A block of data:
- - -
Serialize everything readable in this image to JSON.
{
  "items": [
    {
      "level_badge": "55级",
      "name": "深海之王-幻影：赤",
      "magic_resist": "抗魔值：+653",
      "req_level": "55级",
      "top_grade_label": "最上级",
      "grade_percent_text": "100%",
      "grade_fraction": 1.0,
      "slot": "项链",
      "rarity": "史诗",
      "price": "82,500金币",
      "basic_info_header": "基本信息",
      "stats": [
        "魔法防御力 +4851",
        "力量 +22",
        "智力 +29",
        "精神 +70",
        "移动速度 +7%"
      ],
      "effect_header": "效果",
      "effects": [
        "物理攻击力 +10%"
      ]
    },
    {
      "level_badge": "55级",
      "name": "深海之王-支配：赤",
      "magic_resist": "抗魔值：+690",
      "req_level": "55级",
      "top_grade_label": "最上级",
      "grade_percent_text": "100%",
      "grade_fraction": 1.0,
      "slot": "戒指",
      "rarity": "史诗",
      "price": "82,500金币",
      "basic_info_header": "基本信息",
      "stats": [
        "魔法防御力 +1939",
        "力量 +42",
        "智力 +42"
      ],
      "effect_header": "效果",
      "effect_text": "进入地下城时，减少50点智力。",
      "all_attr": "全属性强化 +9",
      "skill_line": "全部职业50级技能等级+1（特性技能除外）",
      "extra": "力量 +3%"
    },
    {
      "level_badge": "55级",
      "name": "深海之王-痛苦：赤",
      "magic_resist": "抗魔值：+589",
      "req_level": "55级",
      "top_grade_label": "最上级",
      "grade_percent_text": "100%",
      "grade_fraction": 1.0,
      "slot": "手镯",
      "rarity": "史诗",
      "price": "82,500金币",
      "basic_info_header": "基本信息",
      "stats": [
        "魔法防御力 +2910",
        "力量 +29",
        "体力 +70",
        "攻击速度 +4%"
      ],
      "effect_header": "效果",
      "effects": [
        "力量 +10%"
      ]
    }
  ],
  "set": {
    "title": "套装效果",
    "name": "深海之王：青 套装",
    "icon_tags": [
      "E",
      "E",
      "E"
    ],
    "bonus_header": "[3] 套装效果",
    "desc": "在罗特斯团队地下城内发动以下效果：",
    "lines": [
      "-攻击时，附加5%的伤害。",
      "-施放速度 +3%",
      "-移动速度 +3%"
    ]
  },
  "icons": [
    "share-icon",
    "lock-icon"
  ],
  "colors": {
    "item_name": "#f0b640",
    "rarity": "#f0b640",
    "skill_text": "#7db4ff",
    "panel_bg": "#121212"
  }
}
- - -
Your answer should be one number: how many lines of the listing include the word "深海之王".

4